_WHAT IS REQUIRED:_
Among the following entries, count the lines that contain "exchange" and report only the result.

_TASK DATA:_
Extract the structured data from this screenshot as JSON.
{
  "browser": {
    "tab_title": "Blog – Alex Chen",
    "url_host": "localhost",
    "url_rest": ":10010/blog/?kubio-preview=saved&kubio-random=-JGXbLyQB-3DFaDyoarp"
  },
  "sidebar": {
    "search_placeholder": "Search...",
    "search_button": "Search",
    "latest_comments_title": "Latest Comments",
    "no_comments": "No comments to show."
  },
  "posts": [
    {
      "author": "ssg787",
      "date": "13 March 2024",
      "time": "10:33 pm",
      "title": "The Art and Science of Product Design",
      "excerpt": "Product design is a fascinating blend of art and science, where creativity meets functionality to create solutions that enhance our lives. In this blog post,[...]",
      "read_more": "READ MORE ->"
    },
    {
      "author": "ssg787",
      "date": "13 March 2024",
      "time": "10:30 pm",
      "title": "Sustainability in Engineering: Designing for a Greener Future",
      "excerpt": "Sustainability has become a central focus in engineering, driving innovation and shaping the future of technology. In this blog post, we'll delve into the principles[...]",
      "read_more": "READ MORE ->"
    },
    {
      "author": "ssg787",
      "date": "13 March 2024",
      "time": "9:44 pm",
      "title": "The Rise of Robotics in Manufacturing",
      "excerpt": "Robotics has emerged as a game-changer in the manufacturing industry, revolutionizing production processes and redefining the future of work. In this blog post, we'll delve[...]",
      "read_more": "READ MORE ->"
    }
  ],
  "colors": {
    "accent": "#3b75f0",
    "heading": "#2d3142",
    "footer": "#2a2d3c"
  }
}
--
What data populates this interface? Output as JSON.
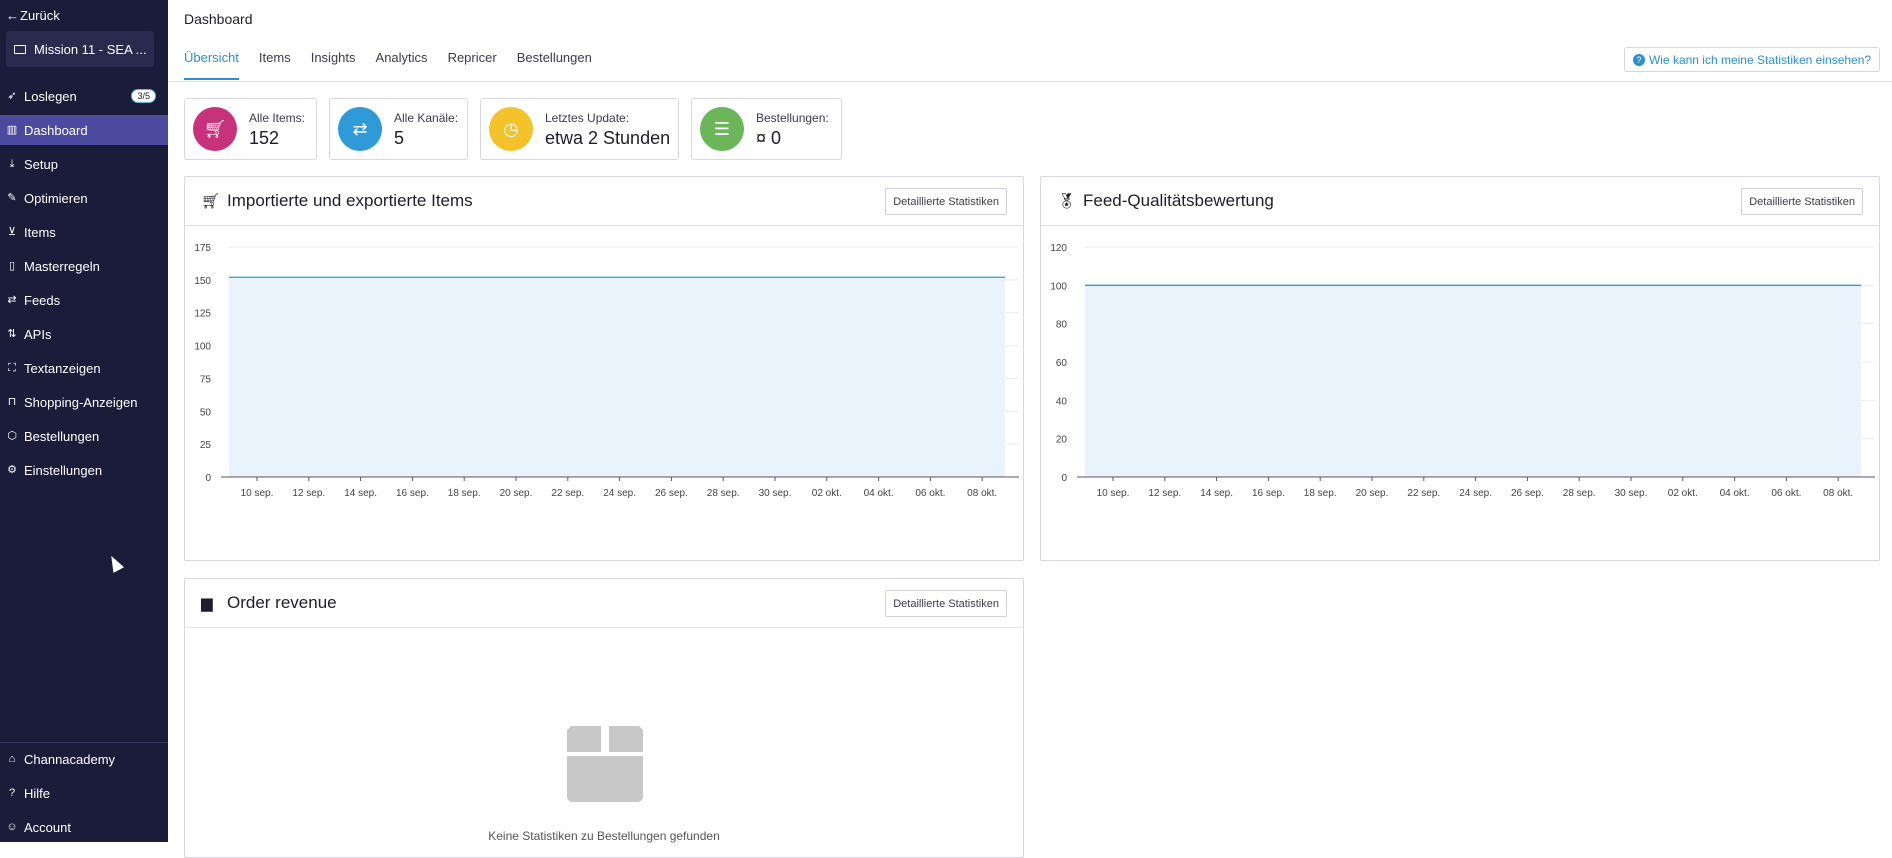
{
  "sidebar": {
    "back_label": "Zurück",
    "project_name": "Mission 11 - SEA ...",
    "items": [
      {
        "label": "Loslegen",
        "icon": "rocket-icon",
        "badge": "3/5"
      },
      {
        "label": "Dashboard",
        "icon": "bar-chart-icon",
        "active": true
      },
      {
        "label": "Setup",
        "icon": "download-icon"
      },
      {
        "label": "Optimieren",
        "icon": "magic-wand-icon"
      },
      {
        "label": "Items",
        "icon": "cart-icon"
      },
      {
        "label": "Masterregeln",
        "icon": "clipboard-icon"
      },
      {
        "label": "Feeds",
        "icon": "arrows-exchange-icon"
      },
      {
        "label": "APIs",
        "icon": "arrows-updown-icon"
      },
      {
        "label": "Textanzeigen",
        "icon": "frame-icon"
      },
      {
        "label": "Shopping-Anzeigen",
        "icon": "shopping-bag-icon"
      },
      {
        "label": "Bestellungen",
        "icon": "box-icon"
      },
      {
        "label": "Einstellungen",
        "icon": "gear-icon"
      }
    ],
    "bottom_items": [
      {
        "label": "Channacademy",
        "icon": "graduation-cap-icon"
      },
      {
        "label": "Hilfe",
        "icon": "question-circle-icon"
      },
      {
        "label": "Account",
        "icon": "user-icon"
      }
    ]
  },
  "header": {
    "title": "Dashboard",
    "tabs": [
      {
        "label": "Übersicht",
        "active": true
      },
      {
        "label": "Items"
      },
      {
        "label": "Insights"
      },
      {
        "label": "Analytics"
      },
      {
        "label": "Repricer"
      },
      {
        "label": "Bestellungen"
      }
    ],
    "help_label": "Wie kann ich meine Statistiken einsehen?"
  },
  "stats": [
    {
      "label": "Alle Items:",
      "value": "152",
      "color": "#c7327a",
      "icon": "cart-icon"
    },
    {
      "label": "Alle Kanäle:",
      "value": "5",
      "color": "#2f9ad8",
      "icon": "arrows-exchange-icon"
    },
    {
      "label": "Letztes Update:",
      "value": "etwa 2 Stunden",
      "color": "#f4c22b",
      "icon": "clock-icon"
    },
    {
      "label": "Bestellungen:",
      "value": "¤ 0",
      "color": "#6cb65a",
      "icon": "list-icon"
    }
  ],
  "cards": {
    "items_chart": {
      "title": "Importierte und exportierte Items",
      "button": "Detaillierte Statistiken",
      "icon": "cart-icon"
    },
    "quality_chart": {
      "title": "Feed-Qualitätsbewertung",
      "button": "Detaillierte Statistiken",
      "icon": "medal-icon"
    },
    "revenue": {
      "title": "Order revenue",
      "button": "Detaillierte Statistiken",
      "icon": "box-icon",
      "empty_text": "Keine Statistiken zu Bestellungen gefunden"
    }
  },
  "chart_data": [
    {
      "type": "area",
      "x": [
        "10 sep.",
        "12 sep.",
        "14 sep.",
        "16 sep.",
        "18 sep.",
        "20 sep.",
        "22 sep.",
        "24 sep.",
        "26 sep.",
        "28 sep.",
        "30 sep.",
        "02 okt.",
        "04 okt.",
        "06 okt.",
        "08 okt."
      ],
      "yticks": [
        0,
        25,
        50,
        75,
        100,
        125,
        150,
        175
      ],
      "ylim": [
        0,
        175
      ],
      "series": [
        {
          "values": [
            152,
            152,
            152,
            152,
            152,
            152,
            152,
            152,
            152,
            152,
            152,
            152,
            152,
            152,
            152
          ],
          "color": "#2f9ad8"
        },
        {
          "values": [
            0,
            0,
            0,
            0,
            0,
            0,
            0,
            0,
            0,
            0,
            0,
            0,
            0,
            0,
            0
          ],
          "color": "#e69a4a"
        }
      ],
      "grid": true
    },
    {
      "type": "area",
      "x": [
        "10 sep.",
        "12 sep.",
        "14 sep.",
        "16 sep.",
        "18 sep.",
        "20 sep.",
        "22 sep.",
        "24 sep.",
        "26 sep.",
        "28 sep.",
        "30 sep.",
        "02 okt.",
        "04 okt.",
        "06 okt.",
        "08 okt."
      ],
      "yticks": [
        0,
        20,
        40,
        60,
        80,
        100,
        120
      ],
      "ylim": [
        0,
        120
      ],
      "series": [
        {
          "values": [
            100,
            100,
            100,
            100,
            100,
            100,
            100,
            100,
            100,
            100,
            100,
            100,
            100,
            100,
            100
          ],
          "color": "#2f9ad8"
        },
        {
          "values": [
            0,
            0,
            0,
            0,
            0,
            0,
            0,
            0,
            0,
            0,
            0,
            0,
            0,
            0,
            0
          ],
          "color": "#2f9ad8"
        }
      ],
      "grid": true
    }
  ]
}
==
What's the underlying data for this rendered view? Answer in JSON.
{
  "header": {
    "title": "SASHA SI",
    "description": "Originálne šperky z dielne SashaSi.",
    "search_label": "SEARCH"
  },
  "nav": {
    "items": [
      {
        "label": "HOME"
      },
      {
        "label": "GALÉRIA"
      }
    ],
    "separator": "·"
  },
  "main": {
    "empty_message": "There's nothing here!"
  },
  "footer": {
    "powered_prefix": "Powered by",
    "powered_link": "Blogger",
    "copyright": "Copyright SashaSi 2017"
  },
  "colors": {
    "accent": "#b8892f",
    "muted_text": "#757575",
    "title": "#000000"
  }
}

_FINAL RESULT:_
2